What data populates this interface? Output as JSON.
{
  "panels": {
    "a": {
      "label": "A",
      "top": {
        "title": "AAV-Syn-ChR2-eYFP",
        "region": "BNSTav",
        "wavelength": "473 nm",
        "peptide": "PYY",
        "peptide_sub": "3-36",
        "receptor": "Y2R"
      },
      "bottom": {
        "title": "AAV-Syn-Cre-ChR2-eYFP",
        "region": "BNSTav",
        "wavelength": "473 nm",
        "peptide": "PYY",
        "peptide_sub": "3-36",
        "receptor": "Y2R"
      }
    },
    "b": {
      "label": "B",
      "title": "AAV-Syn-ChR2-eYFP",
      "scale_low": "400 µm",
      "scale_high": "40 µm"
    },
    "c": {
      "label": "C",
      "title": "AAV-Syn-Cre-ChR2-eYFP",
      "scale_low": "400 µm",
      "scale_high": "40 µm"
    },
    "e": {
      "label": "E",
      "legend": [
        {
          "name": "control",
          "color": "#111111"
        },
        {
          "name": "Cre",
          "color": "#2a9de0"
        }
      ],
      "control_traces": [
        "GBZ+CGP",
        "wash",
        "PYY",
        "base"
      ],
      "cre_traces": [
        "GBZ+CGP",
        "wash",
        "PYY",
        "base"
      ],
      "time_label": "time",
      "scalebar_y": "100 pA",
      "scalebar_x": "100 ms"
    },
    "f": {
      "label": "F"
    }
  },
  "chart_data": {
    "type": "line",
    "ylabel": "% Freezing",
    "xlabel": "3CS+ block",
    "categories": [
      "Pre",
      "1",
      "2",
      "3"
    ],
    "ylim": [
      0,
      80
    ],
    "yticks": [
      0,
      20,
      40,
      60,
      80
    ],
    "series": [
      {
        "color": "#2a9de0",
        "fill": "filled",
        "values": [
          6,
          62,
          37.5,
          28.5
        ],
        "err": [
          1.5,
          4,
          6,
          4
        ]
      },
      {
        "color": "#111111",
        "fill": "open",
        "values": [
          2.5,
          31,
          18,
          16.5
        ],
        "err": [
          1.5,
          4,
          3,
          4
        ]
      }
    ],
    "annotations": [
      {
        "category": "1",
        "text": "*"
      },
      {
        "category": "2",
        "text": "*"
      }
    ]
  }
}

=-=-=-=-=

**TASK DIRECTIONS**. All lines above containing the string "eYFP": copy each one.

**RESPONSE TO THE TASK**.
        "title": "AAV-Syn-ChR2-eYFP",
        "title": "AAV-Syn-Cre-ChR2-eYFP",
      "title": "AAV-Syn-ChR2-eYFP",
      "title": "AAV-Syn-Cre-ChR2-eYFP",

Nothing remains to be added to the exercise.